**TASK TO COMPLETE**
Return the records that follow, matching each one exactly.

Extracted data entries:
start

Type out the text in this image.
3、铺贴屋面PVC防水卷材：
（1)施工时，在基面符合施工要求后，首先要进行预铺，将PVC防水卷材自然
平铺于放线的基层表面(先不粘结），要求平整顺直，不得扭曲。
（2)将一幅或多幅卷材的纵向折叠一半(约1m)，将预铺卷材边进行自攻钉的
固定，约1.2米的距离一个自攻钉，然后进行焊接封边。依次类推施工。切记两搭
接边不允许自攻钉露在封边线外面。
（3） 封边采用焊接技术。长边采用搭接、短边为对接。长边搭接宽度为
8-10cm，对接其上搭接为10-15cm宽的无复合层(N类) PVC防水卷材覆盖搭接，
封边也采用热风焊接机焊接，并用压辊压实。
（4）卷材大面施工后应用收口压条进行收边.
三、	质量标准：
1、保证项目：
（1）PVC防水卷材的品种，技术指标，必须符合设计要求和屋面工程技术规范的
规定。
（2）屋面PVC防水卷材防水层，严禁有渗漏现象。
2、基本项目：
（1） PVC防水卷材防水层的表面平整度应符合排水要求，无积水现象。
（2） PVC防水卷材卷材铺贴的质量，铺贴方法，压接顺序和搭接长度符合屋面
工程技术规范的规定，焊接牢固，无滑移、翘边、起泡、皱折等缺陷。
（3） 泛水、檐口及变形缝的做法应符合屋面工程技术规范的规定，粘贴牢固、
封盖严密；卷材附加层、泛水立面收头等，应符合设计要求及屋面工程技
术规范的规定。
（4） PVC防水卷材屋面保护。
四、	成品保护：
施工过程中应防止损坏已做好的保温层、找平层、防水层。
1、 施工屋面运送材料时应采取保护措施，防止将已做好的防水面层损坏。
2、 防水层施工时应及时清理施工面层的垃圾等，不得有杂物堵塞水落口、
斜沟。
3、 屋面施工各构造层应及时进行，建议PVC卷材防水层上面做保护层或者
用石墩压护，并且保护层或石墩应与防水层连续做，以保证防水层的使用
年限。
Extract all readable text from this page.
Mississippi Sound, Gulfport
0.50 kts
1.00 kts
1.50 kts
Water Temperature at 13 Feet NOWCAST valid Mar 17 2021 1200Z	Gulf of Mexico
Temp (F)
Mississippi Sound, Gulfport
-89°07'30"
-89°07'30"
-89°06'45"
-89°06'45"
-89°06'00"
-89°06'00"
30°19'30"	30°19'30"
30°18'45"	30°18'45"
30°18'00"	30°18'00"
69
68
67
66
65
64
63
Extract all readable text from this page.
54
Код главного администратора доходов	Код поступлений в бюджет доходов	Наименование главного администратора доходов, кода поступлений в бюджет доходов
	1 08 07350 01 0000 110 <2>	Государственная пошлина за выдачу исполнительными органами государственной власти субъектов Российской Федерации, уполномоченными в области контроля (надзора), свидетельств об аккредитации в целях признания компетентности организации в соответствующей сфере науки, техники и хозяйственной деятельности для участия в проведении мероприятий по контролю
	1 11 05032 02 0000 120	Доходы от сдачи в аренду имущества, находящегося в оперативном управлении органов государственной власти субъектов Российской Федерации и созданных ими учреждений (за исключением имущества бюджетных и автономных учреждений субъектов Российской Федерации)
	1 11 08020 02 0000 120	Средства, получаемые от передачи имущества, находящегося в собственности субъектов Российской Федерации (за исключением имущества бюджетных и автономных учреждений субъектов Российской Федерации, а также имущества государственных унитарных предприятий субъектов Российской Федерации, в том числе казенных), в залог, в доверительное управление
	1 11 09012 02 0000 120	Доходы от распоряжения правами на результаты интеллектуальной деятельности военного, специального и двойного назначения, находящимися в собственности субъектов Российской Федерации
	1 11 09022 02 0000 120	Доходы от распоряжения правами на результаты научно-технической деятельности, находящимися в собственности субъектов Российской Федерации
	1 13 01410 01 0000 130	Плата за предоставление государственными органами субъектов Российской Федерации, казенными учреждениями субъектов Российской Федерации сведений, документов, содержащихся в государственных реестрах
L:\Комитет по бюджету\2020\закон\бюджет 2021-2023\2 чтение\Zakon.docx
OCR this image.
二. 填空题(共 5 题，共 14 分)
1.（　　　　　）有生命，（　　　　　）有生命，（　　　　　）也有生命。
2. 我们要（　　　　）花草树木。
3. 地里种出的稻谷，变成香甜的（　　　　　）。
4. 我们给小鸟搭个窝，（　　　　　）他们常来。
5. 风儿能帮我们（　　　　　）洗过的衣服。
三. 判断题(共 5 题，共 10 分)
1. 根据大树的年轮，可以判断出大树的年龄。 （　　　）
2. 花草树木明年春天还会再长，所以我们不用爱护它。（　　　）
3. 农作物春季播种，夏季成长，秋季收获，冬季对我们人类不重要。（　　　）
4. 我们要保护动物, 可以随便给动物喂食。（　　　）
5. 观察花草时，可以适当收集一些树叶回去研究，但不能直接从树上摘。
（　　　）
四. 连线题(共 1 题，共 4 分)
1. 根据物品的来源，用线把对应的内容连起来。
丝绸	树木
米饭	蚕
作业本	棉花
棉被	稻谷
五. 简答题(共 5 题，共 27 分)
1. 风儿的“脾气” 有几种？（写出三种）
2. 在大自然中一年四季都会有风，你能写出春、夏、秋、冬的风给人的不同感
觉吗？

end

**COMPLETE ANSWER**
Type out the text in this image.
3、铺贴屋面PVC防水卷材：
（1)施工时，在基面符合施工要求后，首先要进行预铺，将PVC防水卷材自然
平铺于放线的基层表面(先不粘结），要求平整顺直，不得扭曲。
（2)将一幅或多幅卷材的纵向折叠一半(约1m)，将预铺卷材边进行自攻钉的
固定，约1.2米的距离一个自攻钉，然后进行焊接封边。依次类推施工。切记两搭
接边不允许自攻钉露在封边线外面。
（3） 封边采用焊接技术。长边采用搭接、短边为对接。长边搭接宽度为
8-10cm，对接其上搭接为10-15cm宽的无复合层(N类) PVC防水卷材覆盖搭接，
封边也采用热风焊接机焊接，并用压辊压实。
（4）卷材大面施工后应用收口压条进行收边.
三、	质量标准：
1、保证项目：
（1）PVC防水卷材的品种，技术指标，必须符合设计要求和屋面工程技术规范的
规定。
（2）屋面PVC防水卷材防水层，严禁有渗漏现象。
2、基本项目：
（1） PVC防水卷材防水层的表面平整度应符合排水要求，无积水现象。
（2） PVC防水卷材卷材铺贴的质量，铺贴方法，压接顺序和搭接长度符合屋面
工程技术规范的规定，焊接牢固，无滑移、翘边、起泡、皱折等缺陷。
（3） 泛水、檐口及变形缝的做法应符合屋面工程技术规范的规定，粘贴牢固、
封盖严密；卷材附加层、泛水立面收头等，应符合设计要求及屋面工程技
术规范的规定。
（4） PVC防水卷材屋面保护。
四、	成品保护：
施工过程中应防止损坏已做好的保温层、找平层、防水层。
1、 施工屋面运送材料时应采取保护措施，防止将已做好的防水面层损坏。
2、 防水层施工时应及时清理施工面层的垃圾等，不得有杂物堵塞水落口、
斜沟。
3、 屋面施工各构造层应及时进行，建议PVC卷材防水层上面做保护层或者
用石墩压护，并且保护层或石墩应与防水层连续做，以保证防水层的使用
年限。
Extract all readable text from this page.
Mississippi Sound, Gulfport
0.50 kts
1.00 kts
1.50 kts
Water Temperature at 13 Feet NOWCAST valid Mar 17 2021 1200Z	Gulf of Mexico
Temp (F)
Mississippi Sound, Gulfport
-89°07'30"
-89°07'30"
-89°06'45"
-89°06'45"
-89°06'00"
-89°06'00"
30°19'30"	30°19'30"
30°18'45"	30°18'45"
30°18'00"	30°18'00"
69
68
67
66
65
64
63
Extract all readable text from this page.
54
Код главного администратора доходов	Код поступлений в бюджет доходов	Наименование главного администратора доходов, кода поступлений в бюджет доходов
	1 08 07350 01 0000 110 <2>	Государственная пошлина за выдачу исполнительными органами государственной власти субъектов Российской Федерации, уполномоченными в области контроля (надзора), свидетельств об аккредитации в целях признания компетентности организации в соответствующей сфере науки, техники и хозяйственной деятельности для участия в проведении мероприятий по контролю
	1 11 05032 02 0000 120	Доходы от сдачи в аренду имущества, находящегося в оперативном управлении органов государственной власти субъектов Российской Федерации и созданных ими учреждений (за исключением имущества бюджетных и автономных учреждений субъектов Российской Федерации)
	1 11 08020 02 0000 120	Средства, получаемые от передачи имущества, находящегося в собственности субъектов Российской Федерации (за исключением имущества бюджетных и автономных учреждений субъектов Российской Федерации, а также имущества государственных унитарных предприятий субъектов Российской Федерации, в том числе казенных), в залог, в доверительное управление
	1 11 09012 02 0000 120	Доходы от распоряжения правами на результаты интеллектуальной деятельности военного, специального и двойного назначения, находящимися в собственности субъектов Российской Федерации
	1 11 09022 02 0000 120	Доходы от распоряжения правами на результаты научно-технической деятельности, находящимися в собственности субъектов Российской Федерации
	1 13 01410 01 0000 130	Плата за предоставление государственными органами субъектов Российской Федерации, казенными учреждениями субъектов Российской Федерации сведений, документов, содержащихся в государственных реестрах
L:\Комитет по бюджету\2020\закон\бюджет 2021-2023\2 чтение\Zakon.docx
OCR this image.
二. 填空题(共 5 题，共 14 分)
1.（　　　　　）有生命，（　　　　　）有生命，（　　　　　）也有生命。
2. 我们要（　　　　）花草树木。
3. 地里种出的稻谷，变成香甜的（　　　　　）。
4. 我们给小鸟搭个窝，（　　　　　）他们常来。
5. 风儿能帮我们（　　　　　）洗过的衣服。
三. 判断题(共 5 题，共 10 分)
1. 根据大树的年轮，可以判断出大树的年龄。 （　　　）
2. 花草树木明年春天还会再长，所以我们不用爱护它。（　　　）
3. 农作物春季播种，夏季成长，秋季收获，冬季对我们人类不重要。（　　　）
4. 我们要保护动物, 可以随便给动物喂食。（　　　）
5. 观察花草时，可以适当收集一些树叶回去研究，但不能直接从树上摘。
（　　　）
四. 连线题(共 1 题，共 4 分)
1. 根据物品的来源，用线把对应的内容连起来。
丝绸	树木
米饭	蚕
作业本	棉花
棉被	稻谷
五. 简答题(共 5 题，共 27 分)
1. 风儿的“脾气” 有几种？（写出三种）
2. 在大自然中一年四季都会有风，你能写出春、夏、秋、冬的风给人的不同感
觉吗？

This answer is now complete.